### Task instructions
a - Answer these questions using the blog passage:
(i) Among other things, what does the writer say they are?
(ii) What does the writer say it is often fitting to do once the first outlines of one's life's work appear?
(iii) What two categories does most of what is worked on fall into?
b - Reproduce the part of the blog passage starting with "Enough of you" and going on through "if they do.".

### Quoted passage
Anyone who’s read this blog for any length of time knows my focus rests primarily on the inner texture and quality of my journey. Among other things, I’m a Druid, and sometimes I’ll post about a more outer-facing “Druid” subject — a sacred grove, an altar, images from a group ritual I took part in. But mostly I write about aspects of my own spiritual growth, or lack of it; about my questions, doubts, strategies, techniques, discoveries — things I hope are also useful in some degree to anyone who practices a spiritual path over time. Especially after the initial gloss has worn off, the honeymoon is past, the foothills are behind you, and the first outlines of your life’s work present themselves. And usually not in a form you expect, or even recognize right away.

This is the point when I find it’s often fitting to laugh helplessly, laugh so hard you end up gasping for breath. Or maybe it’s not fitting, but I do it anyway. Because you can’t take yourself too seriously. (Well, of course you can, and we all know those who do, but they’re often not the easiest people to be around. By the grace of forbearing friends and family, may I learn to grow out of my own vanity. If you’ve been with this blog long enough, you know most of what we work on falls into two categories, ego project or container issue.)

Enough of you recognize something of your own experience in what I write here that you keep coming back. Or at least you find the spectacle of my journey entertaining, because in fact it’s nothing like yours at all. You’re crafting a wand, planting a sustainable garden, protesting inert government officials to get off their asses, raising children to honour the earth and each other, or you’re single, widowed, newly launched into a different life than you foresaw, but living your path as best you can, in all its singular beauty and strangeness, in churches, temples, bedroom shrines, backyard altars, cathedrals of trees, holy places of the heart. You belong to a god or gods, or you’re non-theistic, you know the signs and songs and pass-words of your beliefs and practices and community, even if they no longer describe you fully, or maybe especially if they do.

### Provided data
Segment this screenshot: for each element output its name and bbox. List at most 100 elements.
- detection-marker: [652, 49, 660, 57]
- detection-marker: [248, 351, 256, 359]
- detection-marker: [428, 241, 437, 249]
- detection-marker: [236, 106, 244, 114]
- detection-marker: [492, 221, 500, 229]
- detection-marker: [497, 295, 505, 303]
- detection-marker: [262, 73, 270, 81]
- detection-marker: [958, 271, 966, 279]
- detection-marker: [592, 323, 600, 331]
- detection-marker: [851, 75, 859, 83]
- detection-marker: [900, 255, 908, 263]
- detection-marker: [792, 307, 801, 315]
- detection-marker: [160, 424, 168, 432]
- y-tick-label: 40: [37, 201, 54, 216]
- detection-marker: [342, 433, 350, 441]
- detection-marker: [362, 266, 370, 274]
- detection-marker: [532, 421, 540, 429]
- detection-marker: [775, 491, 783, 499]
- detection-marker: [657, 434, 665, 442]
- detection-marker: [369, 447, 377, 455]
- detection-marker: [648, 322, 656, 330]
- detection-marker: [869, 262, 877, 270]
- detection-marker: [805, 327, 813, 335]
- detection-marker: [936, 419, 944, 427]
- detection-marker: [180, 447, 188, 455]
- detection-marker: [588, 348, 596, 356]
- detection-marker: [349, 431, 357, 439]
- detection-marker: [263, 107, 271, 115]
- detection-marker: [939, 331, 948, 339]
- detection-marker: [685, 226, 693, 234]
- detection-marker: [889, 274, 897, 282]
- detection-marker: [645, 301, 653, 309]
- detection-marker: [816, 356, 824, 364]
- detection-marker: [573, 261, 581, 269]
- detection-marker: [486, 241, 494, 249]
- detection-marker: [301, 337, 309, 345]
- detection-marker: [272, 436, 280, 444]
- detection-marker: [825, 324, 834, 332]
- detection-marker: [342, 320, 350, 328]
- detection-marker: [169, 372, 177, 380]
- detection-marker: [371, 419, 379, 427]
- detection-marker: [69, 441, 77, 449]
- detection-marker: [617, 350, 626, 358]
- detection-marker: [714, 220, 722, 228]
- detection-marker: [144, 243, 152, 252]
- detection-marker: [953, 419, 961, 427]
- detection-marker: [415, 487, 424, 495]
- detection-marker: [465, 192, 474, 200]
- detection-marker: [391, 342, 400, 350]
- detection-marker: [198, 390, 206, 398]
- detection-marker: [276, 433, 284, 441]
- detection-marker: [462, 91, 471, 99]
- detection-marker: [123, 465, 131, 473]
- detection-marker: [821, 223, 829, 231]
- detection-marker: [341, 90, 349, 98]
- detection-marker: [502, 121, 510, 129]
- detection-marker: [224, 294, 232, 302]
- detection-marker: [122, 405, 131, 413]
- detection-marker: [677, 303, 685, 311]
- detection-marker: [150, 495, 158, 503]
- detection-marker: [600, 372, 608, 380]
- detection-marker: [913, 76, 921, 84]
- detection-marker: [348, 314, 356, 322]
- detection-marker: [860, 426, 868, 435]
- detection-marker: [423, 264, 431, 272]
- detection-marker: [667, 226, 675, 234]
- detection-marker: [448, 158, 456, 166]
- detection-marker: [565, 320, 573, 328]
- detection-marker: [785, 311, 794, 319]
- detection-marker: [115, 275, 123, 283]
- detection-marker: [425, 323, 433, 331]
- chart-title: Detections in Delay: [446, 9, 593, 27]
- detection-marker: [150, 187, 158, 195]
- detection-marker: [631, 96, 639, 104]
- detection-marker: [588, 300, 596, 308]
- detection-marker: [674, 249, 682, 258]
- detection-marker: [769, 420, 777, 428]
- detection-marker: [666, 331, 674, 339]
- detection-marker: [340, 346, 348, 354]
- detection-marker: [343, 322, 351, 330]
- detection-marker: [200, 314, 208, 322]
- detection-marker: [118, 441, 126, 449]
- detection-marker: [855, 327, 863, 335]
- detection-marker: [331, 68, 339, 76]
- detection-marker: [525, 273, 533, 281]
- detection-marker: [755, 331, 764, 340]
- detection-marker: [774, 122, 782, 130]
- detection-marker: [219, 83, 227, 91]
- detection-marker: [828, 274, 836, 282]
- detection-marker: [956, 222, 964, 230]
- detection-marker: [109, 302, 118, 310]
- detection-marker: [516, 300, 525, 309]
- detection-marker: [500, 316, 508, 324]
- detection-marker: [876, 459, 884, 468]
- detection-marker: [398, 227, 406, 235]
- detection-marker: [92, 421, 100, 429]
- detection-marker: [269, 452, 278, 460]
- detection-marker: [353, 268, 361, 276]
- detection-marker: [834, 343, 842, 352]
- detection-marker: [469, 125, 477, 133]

### Completed exercise
a -
(i) A Druid.
(ii) Laugh helplessly, so hard you end up gasping for breath.
(iii) Ego project or container issue.

b -
Enough of you recognize something of your own experience in what I write here that you keep coming back. Or at least you find the spectacle of my journey entertaining, because in fact it’s nothing like yours at all. You’re crafting a wand, planting a sustainable garden, protesting inert government officials to get off their asses, raising children to honour the earth and each other, or you’re single, widowed, newly launched into a different life than you foresaw, but living your path as best you can, in all its singular beauty and strangeness, in churches, temples, bedroom shrines, backyard altars, cathedrals of trees, holy places of the heart. You belong to a god or gods, or you’re non-theistic, you know the signs and songs and pass-words of your beliefs and practices and community, even if they no longer describe you fully, or maybe especially if they do.